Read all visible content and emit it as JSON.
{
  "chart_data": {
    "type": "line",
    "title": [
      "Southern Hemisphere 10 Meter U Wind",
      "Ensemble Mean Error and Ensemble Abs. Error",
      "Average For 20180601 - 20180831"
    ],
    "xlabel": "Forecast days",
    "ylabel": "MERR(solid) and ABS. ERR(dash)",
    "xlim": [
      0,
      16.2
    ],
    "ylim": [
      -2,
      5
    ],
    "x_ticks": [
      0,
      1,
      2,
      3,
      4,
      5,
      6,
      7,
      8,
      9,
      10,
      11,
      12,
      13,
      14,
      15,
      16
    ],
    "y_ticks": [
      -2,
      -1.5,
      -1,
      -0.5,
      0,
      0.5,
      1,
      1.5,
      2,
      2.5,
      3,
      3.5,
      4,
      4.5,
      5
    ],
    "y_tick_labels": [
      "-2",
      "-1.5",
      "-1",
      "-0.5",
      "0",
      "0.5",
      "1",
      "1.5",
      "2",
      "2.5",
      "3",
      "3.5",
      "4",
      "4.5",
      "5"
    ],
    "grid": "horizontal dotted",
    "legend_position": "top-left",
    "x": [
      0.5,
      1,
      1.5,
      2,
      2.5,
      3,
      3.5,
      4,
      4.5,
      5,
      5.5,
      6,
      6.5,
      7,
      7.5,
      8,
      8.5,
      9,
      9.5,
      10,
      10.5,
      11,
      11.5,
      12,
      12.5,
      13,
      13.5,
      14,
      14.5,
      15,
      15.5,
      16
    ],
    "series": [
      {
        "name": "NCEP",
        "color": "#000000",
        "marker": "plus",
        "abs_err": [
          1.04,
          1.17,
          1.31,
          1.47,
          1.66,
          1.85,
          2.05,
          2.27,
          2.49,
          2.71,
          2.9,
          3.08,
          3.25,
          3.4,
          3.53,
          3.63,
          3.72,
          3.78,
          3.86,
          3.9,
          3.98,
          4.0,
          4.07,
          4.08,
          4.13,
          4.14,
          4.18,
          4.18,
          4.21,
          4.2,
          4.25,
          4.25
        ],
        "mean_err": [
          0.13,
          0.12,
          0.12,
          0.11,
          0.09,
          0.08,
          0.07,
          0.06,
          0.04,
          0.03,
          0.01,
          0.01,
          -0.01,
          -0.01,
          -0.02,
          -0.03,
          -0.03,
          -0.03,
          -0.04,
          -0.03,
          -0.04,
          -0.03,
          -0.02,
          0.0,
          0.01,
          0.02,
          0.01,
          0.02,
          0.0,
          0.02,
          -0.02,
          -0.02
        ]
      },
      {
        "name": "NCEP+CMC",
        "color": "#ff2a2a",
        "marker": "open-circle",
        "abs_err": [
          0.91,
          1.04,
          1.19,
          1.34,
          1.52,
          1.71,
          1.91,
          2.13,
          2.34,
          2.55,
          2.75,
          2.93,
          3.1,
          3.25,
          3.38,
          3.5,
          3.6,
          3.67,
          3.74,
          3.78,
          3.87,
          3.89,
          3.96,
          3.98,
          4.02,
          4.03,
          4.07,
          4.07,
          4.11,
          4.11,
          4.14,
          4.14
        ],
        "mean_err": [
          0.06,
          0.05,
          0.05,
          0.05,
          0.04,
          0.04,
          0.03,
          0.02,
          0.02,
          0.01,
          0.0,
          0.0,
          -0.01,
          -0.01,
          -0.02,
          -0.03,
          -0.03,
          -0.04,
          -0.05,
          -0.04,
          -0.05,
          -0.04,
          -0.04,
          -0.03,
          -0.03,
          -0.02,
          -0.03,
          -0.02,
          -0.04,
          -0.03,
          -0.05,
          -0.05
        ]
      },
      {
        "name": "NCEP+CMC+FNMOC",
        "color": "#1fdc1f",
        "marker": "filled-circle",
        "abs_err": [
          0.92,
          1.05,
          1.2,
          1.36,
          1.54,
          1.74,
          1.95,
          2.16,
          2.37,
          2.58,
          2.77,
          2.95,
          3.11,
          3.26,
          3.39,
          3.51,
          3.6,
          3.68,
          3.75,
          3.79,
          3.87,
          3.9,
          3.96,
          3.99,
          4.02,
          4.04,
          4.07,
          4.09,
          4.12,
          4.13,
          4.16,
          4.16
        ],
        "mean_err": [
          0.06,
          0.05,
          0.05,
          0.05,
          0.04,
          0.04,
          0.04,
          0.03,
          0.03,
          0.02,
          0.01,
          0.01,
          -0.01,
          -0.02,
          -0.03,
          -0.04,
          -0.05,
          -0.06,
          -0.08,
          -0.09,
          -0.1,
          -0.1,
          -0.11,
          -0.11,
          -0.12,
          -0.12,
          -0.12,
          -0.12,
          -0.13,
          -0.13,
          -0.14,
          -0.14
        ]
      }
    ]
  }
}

·····

### [PROBLEM DETAILS]
Say, as a single number and nothing more, how many lines of the entries contain the word "circle".

### [TASK SOLUTION]
2